* **Task instructions**
Filter the listing below, copying every line in which the word "tuebingen" appears.

[Stored records]
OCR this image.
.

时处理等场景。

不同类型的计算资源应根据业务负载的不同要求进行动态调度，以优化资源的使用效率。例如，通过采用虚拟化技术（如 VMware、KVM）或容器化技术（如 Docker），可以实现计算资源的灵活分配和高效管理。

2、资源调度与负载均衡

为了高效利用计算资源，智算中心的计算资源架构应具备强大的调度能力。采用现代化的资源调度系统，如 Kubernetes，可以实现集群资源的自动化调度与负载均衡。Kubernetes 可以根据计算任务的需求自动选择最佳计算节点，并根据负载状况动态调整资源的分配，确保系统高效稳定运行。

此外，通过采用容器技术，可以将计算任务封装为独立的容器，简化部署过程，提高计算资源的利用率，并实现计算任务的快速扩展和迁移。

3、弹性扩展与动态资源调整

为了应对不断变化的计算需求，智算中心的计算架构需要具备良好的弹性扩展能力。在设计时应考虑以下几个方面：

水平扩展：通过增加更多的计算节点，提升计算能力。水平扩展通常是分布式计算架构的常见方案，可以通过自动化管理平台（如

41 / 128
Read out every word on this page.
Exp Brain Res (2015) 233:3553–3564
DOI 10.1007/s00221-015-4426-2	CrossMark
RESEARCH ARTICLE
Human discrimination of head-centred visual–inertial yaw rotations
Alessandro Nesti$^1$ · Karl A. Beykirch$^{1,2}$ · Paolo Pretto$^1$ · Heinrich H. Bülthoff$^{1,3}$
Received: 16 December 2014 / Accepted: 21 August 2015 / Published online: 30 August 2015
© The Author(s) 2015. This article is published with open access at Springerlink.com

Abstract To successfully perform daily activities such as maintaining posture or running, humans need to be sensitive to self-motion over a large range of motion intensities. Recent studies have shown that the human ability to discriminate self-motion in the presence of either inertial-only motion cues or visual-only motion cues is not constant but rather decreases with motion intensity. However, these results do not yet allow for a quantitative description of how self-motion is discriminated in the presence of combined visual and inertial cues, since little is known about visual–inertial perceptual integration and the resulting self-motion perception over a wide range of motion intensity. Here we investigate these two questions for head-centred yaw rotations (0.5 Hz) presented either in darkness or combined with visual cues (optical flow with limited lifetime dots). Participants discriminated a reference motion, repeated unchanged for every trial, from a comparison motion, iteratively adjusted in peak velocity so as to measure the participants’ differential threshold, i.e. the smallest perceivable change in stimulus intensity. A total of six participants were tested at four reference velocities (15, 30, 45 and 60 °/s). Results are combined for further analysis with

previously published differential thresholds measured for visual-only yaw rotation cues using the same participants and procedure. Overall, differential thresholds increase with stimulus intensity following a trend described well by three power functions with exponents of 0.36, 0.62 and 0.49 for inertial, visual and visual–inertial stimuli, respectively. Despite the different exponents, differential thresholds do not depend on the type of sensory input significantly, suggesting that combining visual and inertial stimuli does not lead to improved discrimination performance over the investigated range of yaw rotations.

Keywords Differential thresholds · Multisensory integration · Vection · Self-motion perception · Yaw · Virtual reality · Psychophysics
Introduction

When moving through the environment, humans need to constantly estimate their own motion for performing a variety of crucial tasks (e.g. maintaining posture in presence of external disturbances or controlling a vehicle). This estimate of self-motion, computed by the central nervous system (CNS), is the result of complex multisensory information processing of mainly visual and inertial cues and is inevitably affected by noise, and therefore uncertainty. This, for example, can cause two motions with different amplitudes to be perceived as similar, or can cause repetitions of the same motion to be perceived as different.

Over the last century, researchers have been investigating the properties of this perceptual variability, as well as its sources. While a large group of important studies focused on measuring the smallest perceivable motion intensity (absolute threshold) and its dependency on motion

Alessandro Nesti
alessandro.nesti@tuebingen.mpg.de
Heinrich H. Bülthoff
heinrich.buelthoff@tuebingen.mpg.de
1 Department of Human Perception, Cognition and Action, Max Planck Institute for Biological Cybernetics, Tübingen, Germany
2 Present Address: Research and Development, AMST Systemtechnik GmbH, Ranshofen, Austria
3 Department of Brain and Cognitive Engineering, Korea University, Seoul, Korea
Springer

* **The result**
alessandro.nesti@tuebingen.mpg.de
heinrich.buelthoff@tuebingen.mpg.de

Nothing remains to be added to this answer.